→ Your goal:
Provide an exact transcription of all the records.

[Collected data]
________________________

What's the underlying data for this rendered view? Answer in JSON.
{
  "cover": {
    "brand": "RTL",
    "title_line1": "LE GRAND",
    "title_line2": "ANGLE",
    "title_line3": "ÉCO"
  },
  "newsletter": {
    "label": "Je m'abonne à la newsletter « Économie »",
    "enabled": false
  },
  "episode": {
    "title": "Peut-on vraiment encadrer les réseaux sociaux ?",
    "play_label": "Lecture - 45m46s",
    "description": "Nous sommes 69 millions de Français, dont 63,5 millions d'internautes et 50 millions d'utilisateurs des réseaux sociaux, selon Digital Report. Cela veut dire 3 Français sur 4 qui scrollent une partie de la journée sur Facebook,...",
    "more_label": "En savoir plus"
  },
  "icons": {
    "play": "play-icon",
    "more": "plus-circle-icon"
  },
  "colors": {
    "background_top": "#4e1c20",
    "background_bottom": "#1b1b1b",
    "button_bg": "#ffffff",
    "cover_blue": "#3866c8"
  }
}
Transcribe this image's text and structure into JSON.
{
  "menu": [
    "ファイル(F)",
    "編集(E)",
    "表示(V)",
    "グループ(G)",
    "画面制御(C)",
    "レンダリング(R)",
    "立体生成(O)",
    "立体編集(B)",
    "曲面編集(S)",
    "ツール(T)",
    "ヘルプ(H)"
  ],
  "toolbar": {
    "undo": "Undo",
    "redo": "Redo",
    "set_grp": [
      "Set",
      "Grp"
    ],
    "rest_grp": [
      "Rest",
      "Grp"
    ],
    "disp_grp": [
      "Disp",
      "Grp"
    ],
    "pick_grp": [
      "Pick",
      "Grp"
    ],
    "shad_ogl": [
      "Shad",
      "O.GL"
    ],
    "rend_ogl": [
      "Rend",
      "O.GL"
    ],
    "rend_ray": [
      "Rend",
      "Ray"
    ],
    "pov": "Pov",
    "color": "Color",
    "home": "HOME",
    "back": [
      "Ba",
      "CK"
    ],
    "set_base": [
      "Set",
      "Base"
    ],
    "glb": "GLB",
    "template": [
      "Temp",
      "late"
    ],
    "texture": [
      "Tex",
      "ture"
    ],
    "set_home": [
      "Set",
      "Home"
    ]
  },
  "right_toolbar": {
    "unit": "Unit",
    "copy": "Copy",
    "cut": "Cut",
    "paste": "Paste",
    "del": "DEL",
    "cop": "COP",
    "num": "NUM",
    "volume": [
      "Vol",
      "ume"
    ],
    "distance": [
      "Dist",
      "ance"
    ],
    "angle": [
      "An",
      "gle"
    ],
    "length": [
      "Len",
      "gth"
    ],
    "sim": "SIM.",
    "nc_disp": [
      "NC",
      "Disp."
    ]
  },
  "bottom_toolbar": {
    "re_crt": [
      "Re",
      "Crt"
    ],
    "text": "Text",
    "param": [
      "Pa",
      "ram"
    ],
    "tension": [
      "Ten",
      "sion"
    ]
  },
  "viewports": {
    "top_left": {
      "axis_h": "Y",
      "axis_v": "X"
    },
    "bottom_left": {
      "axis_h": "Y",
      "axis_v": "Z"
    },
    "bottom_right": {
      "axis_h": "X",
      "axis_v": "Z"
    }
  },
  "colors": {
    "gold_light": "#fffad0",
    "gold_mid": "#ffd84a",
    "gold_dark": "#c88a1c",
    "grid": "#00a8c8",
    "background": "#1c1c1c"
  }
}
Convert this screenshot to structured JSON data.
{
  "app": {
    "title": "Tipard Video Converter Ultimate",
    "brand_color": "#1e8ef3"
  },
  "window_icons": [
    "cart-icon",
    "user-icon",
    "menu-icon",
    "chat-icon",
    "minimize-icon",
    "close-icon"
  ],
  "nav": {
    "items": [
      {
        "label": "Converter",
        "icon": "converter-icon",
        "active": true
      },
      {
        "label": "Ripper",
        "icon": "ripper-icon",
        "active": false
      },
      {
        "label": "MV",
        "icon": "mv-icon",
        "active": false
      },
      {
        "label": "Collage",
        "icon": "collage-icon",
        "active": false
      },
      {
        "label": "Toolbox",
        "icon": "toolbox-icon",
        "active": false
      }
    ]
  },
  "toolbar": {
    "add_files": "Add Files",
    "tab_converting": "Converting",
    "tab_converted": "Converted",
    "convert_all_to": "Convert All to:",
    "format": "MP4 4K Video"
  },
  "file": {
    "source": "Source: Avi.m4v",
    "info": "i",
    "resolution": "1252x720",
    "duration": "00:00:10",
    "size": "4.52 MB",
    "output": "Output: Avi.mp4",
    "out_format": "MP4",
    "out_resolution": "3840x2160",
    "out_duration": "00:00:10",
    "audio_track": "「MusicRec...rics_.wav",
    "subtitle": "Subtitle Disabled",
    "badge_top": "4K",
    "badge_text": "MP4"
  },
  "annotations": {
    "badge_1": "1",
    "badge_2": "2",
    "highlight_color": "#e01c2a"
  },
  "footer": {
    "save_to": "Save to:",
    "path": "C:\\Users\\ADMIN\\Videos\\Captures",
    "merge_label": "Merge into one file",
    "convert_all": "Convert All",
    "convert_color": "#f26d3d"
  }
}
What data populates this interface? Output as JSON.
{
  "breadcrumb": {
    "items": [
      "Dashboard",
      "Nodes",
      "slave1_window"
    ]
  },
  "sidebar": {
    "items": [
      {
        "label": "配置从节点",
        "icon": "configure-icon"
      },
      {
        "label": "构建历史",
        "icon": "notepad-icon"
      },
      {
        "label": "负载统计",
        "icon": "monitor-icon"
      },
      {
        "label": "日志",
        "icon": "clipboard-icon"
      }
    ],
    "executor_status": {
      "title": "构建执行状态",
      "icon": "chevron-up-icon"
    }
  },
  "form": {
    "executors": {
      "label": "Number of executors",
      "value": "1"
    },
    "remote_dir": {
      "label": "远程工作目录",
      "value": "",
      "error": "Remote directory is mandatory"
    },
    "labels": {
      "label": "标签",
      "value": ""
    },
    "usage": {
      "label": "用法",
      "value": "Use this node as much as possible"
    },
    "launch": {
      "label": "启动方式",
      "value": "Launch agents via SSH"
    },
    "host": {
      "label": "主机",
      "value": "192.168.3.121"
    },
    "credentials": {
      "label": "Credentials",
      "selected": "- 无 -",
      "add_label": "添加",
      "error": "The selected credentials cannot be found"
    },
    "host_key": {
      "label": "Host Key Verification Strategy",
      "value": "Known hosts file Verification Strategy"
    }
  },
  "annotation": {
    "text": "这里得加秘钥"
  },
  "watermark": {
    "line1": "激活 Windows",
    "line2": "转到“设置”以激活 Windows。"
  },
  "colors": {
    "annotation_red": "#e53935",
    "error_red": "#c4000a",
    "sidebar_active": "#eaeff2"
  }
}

________________________

→ Written solution:
What's the underlying data for this rendered view? Answer in JSON.
{
  "cover": {
    "brand": "RTL",
    "title_line1": "LE GRAND",
    "title_line2": "ANGLE",
    "title_line3": "ÉCO"
  },
  "newsletter": {
    "label": "Je m'abonne à la newsletter « Économie »",
    "enabled": false
  },
  "episode": {
    "title": "Peut-on vraiment encadrer les réseaux sociaux ?",
    "play_label": "Lecture - 45m46s",
    "description": "Nous sommes 69 millions de Français, dont 63,5 millions d'internautes et 50 millions d'utilisateurs des réseaux sociaux, selon Digital Report. Cela veut dire 3 Français sur 4 qui scrollent une partie de la journée sur Facebook,...",
    "more_label": "En savoir plus"
  },
  "icons": {
    "play": "play-icon",
    "more": "plus-circle-icon"
  },
  "colors": {
    "background_top": "#4e1c20",
    "background_bottom": "#1b1b1b",
    "button_bg": "#ffffff",
    "cover_blue": "#3866c8"
  }
}
Transcribe this image's text and structure into JSON.
{
  "menu": [
    "ファイル(F)",
    "編集(E)",
    "表示(V)",
    "グループ(G)",
    "画面制御(C)",
    "レンダリング(R)",
    "立体生成(O)",
    "立体編集(B)",
    "曲面編集(S)",
    "ツール(T)",
    "ヘルプ(H)"
  ],
  "toolbar": {
    "undo": "Undo",
    "redo": "Redo",
    "set_grp": [
      "Set",
      "Grp"
    ],
    "rest_grp": [
      "Rest",
      "Grp"
    ],
    "disp_grp": [
      "Disp",
      "Grp"
    ],
    "pick_grp": [
      "Pick",
      "Grp"
    ],
    "shad_ogl": [
      "Shad",
      "O.GL"
    ],
    "rend_ogl": [
      "Rend",
      "O.GL"
    ],
    "rend_ray": [
      "Rend",
      "Ray"
    ],
    "pov": "Pov",
    "color": "Color",
    "home": "HOME",
    "back": [
      "Ba",
      "CK"
    ],
    "set_base": [
      "Set",
      "Base"
    ],
    "glb": "GLB",
    "template": [
      "Temp",
      "late"
    ],
    "texture": [
      "Tex",
      "ture"
    ],
    "set_home": [
      "Set",
      "Home"
    ]
  },
  "right_toolbar": {
    "unit": "Unit",
    "copy": "Copy",
    "cut": "Cut",
    "paste": "Paste",
    "del": "DEL",
    "cop": "COP",
    "num": "NUM",
    "volume": [
      "Vol",
      "ume"
    ],
    "distance": [
      "Dist",
      "ance"
    ],
    "angle": [
      "An",
      "gle"
    ],
    "length": [
      "Len",
      "gth"
    ],
    "sim": "SIM.",
    "nc_disp": [
      "NC",
      "Disp."
    ]
  },
  "bottom_toolbar": {
    "re_crt": [
      "Re",
      "Crt"
    ],
    "text": "Text",
    "param": [
      "Pa",
      "ram"
    ],
    "tension": [
      "Ten",
      "sion"
    ]
  },
  "viewports": {
    "top_left": {
      "axis_h": "Y",
      "axis_v": "X"
    },
    "bottom_left": {
      "axis_h": "Y",
      "axis_v": "Z"
    },
    "bottom_right": {
      "axis_h": "X",
      "axis_v": "Z"
    }
  },
  "colors": {
    "gold_light": "#fffad0",
    "gold_mid": "#ffd84a",
    "gold_dark": "#c88a1c",
    "grid": "#00a8c8",
    "background": "#1c1c1c"
  }
}
Convert this screenshot to structured JSON data.
{
  "app": {
    "title": "Tipard Video Converter Ultimate",
    "brand_color": "#1e8ef3"
  },
  "window_icons": [
    "cart-icon",
    "user-icon",
    "menu-icon",
    "chat-icon",
    "minimize-icon",
    "close-icon"
  ],
  "nav": {
    "items": [
      {
        "label": "Converter",
        "icon": "converter-icon",
        "active": true
      },
      {
        "label": "Ripper",
        "icon": "ripper-icon",
        "active": false
      },
      {
        "label": "MV",
        "icon": "mv-icon",
        "active": false
      },
      {
        "label": "Collage",
        "icon": "collage-icon",
        "active": false
      },
      {
        "label": "Toolbox",
        "icon": "toolbox-icon",
        "active": false
      }
    ]
  },
  "toolbar": {
    "add_files": "Add Files",
    "tab_converting": "Converting",
    "tab_converted": "Converted",
    "convert_all_to": "Convert All to:",
    "format": "MP4 4K Video"
  },
  "file": {
    "source": "Source: Avi.m4v",
    "info": "i",
    "resolution": "1252x720",
    "duration": "00:00:10",
    "size": "4.52 MB",
    "output": "Output: Avi.mp4",
    "out_format": "MP4",
    "out_resolution": "3840x2160",
    "out_duration": "00:00:10",
    "audio_track": "「MusicRec...rics_.wav",
    "subtitle": "Subtitle Disabled",
    "badge_top": "4K",
    "badge_text": "MP4"
  },
  "annotations": {
    "badge_1": "1",
    "badge_2": "2",
    "highlight_color": "#e01c2a"
  },
  "footer": {
    "save_to": "Save to:",
    "path": "C:\\Users\\ADMIN\\Videos\\Captures",
    "merge_label": "Merge into one file",
    "convert_all": "Convert All",
    "convert_color": "#f26d3d"
  }
}
What data populates this interface? Output as JSON.
{
  "breadcrumb": {
    "items": [
      "Dashboard",
      "Nodes",
      "slave1_window"
    ]
  },
  "sidebar": {
    "items": [
      {
        "label": "配置从节点",
        "icon": "configure-icon"
      },
      {
        "label": "构建历史",
        "icon": "notepad-icon"
      },
      {
        "label": "负载统计",
        "icon": "monitor-icon"
      },
      {
        "label": "日志",
        "icon": "clipboard-icon"
      }
    ],
    "executor_status": {
      "title": "构建执行状态",
      "icon": "chevron-up-icon"
    }
  },
  "form": {
    "executors": {
      "label": "Number of executors",
      "value": "1"
    },
    "remote_dir": {
      "label": "远程工作目录",
      "value": "",
      "error": "Remote directory is mandatory"
    },
    "labels": {
      "label": "标签",
      "value": ""
    },
    "usage": {
      "label": "用法",
      "value": "Use this node as much as possible"
    },
    "launch": {
      "label": "启动方式",
      "value": "Launch agents via SSH"
    },
    "host": {
      "label": "主机",
      "value": "192.168.3.121"
    },
    "credentials": {
      "label": "Credentials",
      "selected": "- 无 -",
      "add_label": "添加",
      "error": "The selected credentials cannot be found"
    },
    "host_key": {
      "label": "Host Key Verification Strategy",
      "value": "Known hosts file Verification Strategy"
    }
  },
  "annotation": {
    "text": "这里得加秘钥"
  },
  "watermark": {
    "line1": "激活 Windows",
    "line2": "转到“设置”以激活 Windows。"
  },
  "colors": {
    "annotation_red": "#e53935",
    "error_red": "#c4000a",
    "sidebar_active": "#eaeff2"
  }
}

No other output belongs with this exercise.